## TEXTO DE LECTURA
· · · · · · ·
Pero era otra cosa en lo referente a su coto de caza, el espacio político regional. Raúl era capaz de mantener complicidades coyunturales con otros actores políticos locales, desde luego, pero la única relación estable terminaba siendo la de subordinación a su liderazgo. El entorno cultural y universitario operaba con una lógica cortesana que tenía como centro al soberano “benigno”, salvo en los casos de disidencia política interna, ante los cuales solía ser tan efectivo como implacable.
Salí de Guadalajara hace 24 años y desde entonces mi contacto con Padilla se limitó a un saludo amable y breve cada noviembre al cruzarnos en algún pasillo de la FIL. Paradójicamente la única conversación de fondo en estas últimas décadas sucedió en diciembre, hace tres meses, durante un cóctel en el que las circunstancias nos aislaron por un rato. El día anterior yo había participado en una mesa sobre periodismo organizada por la propia Universidad, en la que los otros cuatro ponentes habían convertido el micrófono en pluma de vomitar en contra de López Obrador; otras dos mesas a las que me había asomado acusaban un desbalance similar.
· · · · · · ·
## CONSIGNA 1
Enumera todas las personas que el texto de lectura menciona por su nombre.
## CONSIGNA 2
Indica si cada afirmación coincide con el texto de lectura y cita las palabras que lo deciden.
(a) Quien narra salió de Guadalajara hace 24 años.
(b) La única conversación de fondo con Padilla en las últimas décadas tuvo lugar en noviembre.
(c) En la mesa sobre periodismo participaron cuatro ponentes además de quien narra.
## CONSIGNA 3
Según el texto de lectura, ¿quién organizó la mesa sobre periodismo?
· · · · · · ·
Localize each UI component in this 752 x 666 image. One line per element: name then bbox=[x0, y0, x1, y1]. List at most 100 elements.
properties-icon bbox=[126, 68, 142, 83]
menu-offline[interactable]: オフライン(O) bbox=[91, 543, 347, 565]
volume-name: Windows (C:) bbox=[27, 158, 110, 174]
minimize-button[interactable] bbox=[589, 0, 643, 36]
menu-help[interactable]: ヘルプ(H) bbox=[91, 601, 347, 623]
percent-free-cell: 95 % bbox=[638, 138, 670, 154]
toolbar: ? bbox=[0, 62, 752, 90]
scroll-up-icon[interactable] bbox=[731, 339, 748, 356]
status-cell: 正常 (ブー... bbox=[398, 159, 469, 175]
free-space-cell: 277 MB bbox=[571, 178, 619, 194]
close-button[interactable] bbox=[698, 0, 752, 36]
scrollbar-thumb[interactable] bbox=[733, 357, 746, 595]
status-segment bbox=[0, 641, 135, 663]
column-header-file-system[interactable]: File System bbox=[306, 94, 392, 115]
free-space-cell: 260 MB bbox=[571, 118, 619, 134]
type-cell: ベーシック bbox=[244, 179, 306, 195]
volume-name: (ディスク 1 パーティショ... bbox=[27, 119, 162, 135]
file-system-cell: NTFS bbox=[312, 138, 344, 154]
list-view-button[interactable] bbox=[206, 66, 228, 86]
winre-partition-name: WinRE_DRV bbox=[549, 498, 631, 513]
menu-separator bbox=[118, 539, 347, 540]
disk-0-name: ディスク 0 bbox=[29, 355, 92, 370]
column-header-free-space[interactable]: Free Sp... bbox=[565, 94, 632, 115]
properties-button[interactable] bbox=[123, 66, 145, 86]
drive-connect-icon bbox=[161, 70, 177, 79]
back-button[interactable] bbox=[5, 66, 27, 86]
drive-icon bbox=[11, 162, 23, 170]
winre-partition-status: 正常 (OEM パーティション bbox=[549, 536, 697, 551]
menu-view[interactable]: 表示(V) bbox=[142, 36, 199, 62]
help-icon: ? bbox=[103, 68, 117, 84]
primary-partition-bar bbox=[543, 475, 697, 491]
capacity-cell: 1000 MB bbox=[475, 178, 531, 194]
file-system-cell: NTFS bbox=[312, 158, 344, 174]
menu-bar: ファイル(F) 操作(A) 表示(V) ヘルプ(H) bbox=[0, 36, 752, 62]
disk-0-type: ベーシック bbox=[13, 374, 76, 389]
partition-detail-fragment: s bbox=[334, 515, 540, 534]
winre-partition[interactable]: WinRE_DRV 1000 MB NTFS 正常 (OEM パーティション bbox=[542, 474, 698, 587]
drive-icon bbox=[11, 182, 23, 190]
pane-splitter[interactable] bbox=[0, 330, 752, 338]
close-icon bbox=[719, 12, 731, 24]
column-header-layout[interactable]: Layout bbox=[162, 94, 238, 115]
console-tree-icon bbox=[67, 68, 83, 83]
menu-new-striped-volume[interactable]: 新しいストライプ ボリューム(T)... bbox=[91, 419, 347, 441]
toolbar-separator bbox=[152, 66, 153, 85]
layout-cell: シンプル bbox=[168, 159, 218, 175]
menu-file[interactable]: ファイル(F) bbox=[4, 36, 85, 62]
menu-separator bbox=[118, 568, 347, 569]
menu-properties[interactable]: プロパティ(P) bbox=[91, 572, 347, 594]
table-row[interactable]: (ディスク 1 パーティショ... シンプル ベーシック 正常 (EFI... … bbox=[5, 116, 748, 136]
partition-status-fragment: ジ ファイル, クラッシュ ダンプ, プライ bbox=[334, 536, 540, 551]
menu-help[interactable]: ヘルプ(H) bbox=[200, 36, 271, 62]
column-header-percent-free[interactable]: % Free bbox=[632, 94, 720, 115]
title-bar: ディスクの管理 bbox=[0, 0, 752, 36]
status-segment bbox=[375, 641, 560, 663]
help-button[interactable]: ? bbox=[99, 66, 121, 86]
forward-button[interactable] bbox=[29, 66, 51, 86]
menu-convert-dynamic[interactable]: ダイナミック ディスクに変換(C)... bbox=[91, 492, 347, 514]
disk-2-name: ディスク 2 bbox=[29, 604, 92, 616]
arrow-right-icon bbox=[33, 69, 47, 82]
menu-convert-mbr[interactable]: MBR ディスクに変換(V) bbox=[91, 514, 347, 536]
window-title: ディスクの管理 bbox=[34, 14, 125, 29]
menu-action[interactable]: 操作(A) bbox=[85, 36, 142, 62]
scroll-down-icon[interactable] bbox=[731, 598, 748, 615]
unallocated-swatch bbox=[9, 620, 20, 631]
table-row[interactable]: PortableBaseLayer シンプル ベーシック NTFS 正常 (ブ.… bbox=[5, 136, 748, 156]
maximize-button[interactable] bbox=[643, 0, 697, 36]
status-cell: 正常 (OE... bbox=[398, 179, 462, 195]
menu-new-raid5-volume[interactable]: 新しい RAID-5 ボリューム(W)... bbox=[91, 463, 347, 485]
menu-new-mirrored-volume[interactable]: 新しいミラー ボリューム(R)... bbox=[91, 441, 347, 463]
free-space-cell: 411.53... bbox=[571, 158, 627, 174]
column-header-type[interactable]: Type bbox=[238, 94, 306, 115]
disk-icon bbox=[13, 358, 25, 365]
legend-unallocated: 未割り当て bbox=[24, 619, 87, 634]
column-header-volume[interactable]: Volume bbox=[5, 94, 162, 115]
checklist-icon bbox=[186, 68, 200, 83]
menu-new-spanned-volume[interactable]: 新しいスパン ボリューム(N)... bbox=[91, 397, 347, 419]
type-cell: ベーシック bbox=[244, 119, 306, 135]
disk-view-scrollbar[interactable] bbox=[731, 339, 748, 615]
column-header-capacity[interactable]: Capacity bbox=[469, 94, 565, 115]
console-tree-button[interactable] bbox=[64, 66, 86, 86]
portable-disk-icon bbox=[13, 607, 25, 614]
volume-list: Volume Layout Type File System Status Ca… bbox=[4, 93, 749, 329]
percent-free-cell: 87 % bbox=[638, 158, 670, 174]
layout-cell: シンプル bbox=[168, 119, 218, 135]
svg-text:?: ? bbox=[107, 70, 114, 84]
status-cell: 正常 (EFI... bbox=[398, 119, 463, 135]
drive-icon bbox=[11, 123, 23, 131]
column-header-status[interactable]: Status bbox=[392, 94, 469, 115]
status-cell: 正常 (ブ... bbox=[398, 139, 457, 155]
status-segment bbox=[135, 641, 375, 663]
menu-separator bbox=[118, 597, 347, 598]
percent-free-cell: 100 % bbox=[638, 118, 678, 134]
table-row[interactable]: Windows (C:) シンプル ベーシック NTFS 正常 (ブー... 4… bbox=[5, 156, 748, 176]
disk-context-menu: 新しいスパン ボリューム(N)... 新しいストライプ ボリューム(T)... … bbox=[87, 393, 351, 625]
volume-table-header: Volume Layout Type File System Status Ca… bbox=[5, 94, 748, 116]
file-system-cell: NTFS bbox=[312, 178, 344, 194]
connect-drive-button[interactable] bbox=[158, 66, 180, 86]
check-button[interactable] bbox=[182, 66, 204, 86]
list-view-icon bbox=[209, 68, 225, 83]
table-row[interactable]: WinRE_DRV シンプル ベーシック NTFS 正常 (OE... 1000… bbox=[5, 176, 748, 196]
· · · · · · ·
## RESPUESTA 1
Raúl, Padilla y López Obrador.

## RESPUESTA 2
(a) Sí: "Salí de Guadalajara hace 24 años".
(b) No: "sucedió en diciembre, hace tres meses".
(c) Sí: "los otros cuatro ponentes".

## RESPUESTA 3
La organizó la propia Universidad.